§ **Written exercise**: Print the entries below in their entirety, exactly as they are written.

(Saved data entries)
○ ○ ○ ○ ○ ○ ○

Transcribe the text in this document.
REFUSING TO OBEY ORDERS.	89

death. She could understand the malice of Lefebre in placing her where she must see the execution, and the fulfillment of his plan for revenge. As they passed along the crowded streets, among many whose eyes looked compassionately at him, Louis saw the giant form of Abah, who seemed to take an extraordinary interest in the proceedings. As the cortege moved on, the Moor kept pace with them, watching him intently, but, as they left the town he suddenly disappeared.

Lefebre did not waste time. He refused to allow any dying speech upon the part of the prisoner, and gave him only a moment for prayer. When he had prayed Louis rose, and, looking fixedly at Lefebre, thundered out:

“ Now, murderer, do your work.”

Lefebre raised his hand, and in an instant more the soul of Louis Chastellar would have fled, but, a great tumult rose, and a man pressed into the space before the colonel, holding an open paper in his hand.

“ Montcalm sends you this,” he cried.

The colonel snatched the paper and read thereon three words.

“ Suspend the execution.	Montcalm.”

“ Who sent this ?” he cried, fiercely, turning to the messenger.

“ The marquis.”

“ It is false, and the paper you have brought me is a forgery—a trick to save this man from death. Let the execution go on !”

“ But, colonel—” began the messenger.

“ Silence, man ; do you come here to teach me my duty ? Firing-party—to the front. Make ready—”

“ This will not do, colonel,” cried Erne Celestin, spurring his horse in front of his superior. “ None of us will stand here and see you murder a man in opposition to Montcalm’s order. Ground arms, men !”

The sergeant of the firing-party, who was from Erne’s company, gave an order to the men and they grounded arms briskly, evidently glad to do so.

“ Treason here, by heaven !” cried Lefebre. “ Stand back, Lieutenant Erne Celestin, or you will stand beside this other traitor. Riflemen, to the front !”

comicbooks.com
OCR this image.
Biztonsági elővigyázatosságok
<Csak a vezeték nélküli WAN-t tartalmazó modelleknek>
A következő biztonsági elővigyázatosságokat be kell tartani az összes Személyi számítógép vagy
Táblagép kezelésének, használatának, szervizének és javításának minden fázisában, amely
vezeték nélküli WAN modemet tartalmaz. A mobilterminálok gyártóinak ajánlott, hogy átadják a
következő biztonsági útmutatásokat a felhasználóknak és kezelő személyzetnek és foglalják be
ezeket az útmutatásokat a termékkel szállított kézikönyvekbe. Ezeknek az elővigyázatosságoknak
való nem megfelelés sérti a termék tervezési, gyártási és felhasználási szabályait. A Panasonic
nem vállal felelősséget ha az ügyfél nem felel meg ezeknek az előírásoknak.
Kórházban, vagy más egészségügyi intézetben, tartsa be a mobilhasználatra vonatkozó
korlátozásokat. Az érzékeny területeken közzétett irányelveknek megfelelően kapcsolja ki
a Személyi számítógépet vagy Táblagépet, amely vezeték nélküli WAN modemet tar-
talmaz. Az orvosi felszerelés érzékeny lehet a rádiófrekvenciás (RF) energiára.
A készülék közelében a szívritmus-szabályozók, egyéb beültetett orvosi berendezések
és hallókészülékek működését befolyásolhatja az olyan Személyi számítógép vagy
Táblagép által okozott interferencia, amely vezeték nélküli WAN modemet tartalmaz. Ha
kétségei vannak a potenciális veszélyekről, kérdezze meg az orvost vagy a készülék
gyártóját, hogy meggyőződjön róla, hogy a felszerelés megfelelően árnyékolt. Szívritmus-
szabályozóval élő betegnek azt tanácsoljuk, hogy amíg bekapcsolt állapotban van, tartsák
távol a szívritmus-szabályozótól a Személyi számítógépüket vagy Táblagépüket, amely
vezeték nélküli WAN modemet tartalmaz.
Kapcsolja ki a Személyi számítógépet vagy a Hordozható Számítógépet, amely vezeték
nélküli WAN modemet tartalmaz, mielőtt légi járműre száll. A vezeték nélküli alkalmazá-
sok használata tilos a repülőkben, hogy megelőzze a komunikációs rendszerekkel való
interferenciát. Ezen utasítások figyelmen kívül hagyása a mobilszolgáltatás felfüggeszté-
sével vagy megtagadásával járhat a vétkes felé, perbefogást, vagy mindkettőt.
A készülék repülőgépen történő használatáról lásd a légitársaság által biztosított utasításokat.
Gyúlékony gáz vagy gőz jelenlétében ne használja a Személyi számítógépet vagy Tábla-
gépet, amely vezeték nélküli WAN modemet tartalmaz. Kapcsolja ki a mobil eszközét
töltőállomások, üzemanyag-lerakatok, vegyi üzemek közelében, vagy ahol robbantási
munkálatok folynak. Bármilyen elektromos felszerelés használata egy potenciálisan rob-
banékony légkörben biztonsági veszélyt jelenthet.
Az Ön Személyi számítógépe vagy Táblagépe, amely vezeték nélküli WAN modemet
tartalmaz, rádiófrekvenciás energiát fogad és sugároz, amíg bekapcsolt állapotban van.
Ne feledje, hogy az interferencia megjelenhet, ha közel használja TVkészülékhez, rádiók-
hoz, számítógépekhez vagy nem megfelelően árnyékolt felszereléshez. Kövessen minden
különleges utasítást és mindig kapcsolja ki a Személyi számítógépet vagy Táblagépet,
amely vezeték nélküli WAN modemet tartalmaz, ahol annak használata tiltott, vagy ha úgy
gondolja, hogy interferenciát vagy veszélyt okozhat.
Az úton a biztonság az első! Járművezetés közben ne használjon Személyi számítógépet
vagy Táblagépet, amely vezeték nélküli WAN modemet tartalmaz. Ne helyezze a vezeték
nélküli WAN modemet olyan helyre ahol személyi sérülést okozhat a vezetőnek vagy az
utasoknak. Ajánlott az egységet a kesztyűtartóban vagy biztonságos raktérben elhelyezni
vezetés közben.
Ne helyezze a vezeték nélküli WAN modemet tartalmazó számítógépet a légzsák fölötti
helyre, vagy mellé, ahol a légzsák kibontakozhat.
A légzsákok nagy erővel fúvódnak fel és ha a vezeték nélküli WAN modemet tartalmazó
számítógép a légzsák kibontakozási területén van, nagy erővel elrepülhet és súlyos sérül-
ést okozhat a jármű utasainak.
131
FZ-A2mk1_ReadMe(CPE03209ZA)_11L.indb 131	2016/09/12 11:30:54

○ ○ ○ ○ ○ ○ ○

§ **Written answer**:
Transcribe the text in this document.
REFUSING TO OBEY ORDERS.	89

death. She could understand the malice of Lefebre in placing her where she must see the execution, and the fulfillment of his plan for revenge. As they passed along the crowded streets, among many whose eyes looked compassionately at him, Louis saw the giant form of Abah, who seemed to take an extraordinary interest in the proceedings. As the cortege moved on, the Moor kept pace with them, watching him intently, but, as they left the town he suddenly disappeared.

Lefebre did not waste time. He refused to allow any dying speech upon the part of the prisoner, and gave him only a moment for prayer. When he had prayed Louis rose, and, looking fixedly at Lefebre, thundered out:

“ Now, murderer, do your work.”

Lefebre raised his hand, and in an instant more the soul of Louis Chastellar would have fled, but, a great tumult rose, and a man pressed into the space before the colonel, holding an open paper in his hand.

“ Montcalm sends you this,” he cried.

The colonel snatched the paper and read thereon three words.

“ Suspend the execution.	Montcalm.”

“ Who sent this ?” he cried, fiercely, turning to the messenger.

“ The marquis.”

“ It is false, and the paper you have brought me is a forgery—a trick to save this man from death. Let the execution go on !”

“ But, colonel—” began the messenger.

“ Silence, man ; do you come here to teach me my duty ? Firing-party—to the front. Make ready—”

“ This will not do, colonel,” cried Erne Celestin, spurring his horse in front of his superior. “ None of us will stand here and see you murder a man in opposition to Montcalm’s order. Ground arms, men !”

The sergeant of the firing-party, who was from Erne’s company, gave an order to the men and they grounded arms briskly, evidently glad to do so.

“ Treason here, by heaven !” cried Lefebre. “ Stand back, Lieutenant Erne Celestin, or you will stand beside this other traitor. Riflemen, to the front !”

comicbooks.com
OCR this image.
Biztonsági elővigyázatosságok
<Csak a vezeték nélküli WAN-t tartalmazó modelleknek>
A következő biztonsági elővigyázatosságokat be kell tartani az összes Személyi számítógép vagy
Táblagép kezelésének, használatának, szervizének és javításának minden fázisában, amely
vezeték nélküli WAN modemet tartalmaz. A mobilterminálok gyártóinak ajánlott, hogy átadják a
következő biztonsági útmutatásokat a felhasználóknak és kezelő személyzetnek és foglalják be
ezeket az útmutatásokat a termékkel szállított kézikönyvekbe. Ezeknek az elővigyázatosságoknak
való nem megfelelés sérti a termék tervezési, gyártási és felhasználási szabályait. A Panasonic
nem vállal felelősséget ha az ügyfél nem felel meg ezeknek az előírásoknak.
Kórházban, vagy más egészségügyi intézetben, tartsa be a mobilhasználatra vonatkozó
korlátozásokat. Az érzékeny területeken közzétett irányelveknek megfelelően kapcsolja ki
a Személyi számítógépet vagy Táblagépet, amely vezeték nélküli WAN modemet tar-
talmaz. Az orvosi felszerelés érzékeny lehet a rádiófrekvenciás (RF) energiára.
A készülék közelében a szívritmus-szabályozók, egyéb beültetett orvosi berendezések
és hallókészülékek működését befolyásolhatja az olyan Személyi számítógép vagy
Táblagép által okozott interferencia, amely vezeték nélküli WAN modemet tartalmaz. Ha
kétségei vannak a potenciális veszélyekről, kérdezze meg az orvost vagy a készülék
gyártóját, hogy meggyőződjön róla, hogy a felszerelés megfelelően árnyékolt. Szívritmus-
szabályozóval élő betegnek azt tanácsoljuk, hogy amíg bekapcsolt állapotban van, tartsák
távol a szívritmus-szabályozótól a Személyi számítógépüket vagy Táblagépüket, amely
vezeték nélküli WAN modemet tartalmaz.
Kapcsolja ki a Személyi számítógépet vagy a Hordozható Számítógépet, amely vezeték
nélküli WAN modemet tartalmaz, mielőtt légi járműre száll. A vezeték nélküli alkalmazá-
sok használata tilos a repülőkben, hogy megelőzze a komunikációs rendszerekkel való
interferenciát. Ezen utasítások figyelmen kívül hagyása a mobilszolgáltatás felfüggeszté-
sével vagy megtagadásával járhat a vétkes felé, perbefogást, vagy mindkettőt.
A készülék repülőgépen történő használatáról lásd a légitársaság által biztosított utasításokat.
Gyúlékony gáz vagy gőz jelenlétében ne használja a Személyi számítógépet vagy Tábla-
gépet, amely vezeték nélküli WAN modemet tartalmaz. Kapcsolja ki a mobil eszközét
töltőállomások, üzemanyag-lerakatok, vegyi üzemek közelében, vagy ahol robbantási
munkálatok folynak. Bármilyen elektromos felszerelés használata egy potenciálisan rob-
banékony légkörben biztonsági veszélyt jelenthet.
Az Ön Személyi számítógépe vagy Táblagépe, amely vezeték nélküli WAN modemet
tartalmaz, rádiófrekvenciás energiát fogad és sugároz, amíg bekapcsolt állapotban van.
Ne feledje, hogy az interferencia megjelenhet, ha közel használja TVkészülékhez, rádiók-
hoz, számítógépekhez vagy nem megfelelően árnyékolt felszereléshez. Kövessen minden
különleges utasítást és mindig kapcsolja ki a Személyi számítógépet vagy Táblagépet,
amely vezeték nélküli WAN modemet tartalmaz, ahol annak használata tiltott, vagy ha úgy
gondolja, hogy interferenciát vagy veszélyt okozhat.
Az úton a biztonság az első! Járművezetés közben ne használjon Személyi számítógépet
vagy Táblagépet, amely vezeték nélküli WAN modemet tartalmaz. Ne helyezze a vezeték
nélküli WAN modemet olyan helyre ahol személyi sérülést okozhat a vezetőnek vagy az
utasoknak. Ajánlott az egységet a kesztyűtartóban vagy biztonságos raktérben elhelyezni
vezetés közben.
Ne helyezze a vezeték nélküli WAN modemet tartalmazó számítógépet a légzsák fölötti
helyre, vagy mellé, ahol a légzsák kibontakozhat.
A légzsákok nagy erővel fúvódnak fel és ha a vezeték nélküli WAN modemet tartalmazó
számítógép a légzsák kibontakozási területén van, nagy erővel elrepülhet és súlyos sérül-
ést okozhat a jármű utasainak.
131
FZ-A2mk1_ReadMe(CPE03209ZA)_11L.indb 131	2016/09/12 11:30:54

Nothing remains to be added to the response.